The problem - In the data below, how many lines contain the string "closed"? Reply with the number only.

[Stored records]
------------------------------------------------------------------------

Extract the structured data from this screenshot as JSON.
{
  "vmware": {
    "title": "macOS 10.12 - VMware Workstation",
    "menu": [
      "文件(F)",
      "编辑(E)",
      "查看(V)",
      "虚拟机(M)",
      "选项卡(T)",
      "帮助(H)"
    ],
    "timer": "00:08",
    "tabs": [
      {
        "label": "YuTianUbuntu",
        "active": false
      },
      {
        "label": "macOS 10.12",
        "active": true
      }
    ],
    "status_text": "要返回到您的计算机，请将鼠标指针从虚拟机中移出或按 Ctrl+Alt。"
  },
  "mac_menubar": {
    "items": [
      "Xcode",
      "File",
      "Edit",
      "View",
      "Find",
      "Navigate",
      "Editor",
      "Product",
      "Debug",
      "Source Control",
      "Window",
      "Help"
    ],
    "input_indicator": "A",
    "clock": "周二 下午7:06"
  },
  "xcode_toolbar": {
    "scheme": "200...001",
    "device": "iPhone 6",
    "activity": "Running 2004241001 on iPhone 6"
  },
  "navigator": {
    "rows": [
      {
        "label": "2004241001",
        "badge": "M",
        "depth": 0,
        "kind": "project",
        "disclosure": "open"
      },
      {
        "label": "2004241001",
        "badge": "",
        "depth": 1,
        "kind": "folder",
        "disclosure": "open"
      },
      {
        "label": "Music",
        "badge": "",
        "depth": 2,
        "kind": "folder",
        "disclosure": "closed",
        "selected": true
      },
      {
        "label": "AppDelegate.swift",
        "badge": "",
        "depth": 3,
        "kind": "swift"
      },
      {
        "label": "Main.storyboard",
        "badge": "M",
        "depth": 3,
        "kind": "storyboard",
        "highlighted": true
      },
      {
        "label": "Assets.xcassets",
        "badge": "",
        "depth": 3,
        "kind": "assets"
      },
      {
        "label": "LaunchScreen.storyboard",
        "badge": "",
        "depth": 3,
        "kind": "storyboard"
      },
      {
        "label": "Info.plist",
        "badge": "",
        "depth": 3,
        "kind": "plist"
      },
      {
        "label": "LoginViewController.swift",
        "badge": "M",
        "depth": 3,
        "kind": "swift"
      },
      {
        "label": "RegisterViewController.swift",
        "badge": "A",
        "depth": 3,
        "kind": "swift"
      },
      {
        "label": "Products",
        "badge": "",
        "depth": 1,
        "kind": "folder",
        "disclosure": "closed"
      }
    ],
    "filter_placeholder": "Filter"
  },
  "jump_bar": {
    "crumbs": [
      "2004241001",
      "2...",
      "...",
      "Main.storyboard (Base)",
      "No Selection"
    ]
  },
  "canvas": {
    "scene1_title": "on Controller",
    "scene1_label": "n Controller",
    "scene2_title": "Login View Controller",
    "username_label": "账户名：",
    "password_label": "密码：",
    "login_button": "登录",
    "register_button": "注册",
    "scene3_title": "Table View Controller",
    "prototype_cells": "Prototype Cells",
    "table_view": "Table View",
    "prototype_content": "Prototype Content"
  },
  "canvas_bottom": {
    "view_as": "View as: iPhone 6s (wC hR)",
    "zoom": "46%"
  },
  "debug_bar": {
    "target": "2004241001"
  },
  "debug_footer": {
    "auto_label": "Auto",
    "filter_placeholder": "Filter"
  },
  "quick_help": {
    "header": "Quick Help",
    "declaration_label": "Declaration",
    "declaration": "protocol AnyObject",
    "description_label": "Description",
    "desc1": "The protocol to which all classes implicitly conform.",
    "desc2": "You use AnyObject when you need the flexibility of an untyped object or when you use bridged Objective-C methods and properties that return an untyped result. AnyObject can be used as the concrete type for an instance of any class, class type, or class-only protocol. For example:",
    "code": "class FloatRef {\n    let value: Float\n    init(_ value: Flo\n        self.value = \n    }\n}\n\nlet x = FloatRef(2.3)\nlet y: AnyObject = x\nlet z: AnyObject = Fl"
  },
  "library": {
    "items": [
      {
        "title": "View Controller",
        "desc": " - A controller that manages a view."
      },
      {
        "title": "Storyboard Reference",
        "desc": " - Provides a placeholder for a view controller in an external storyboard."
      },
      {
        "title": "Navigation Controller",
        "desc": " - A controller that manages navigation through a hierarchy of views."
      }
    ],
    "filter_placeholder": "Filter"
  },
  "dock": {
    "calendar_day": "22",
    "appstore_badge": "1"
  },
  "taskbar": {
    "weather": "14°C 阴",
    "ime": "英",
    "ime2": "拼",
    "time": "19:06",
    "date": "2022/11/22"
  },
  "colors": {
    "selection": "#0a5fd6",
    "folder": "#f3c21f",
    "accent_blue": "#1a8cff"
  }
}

------------------------------------------------------------------------

Answer space - 2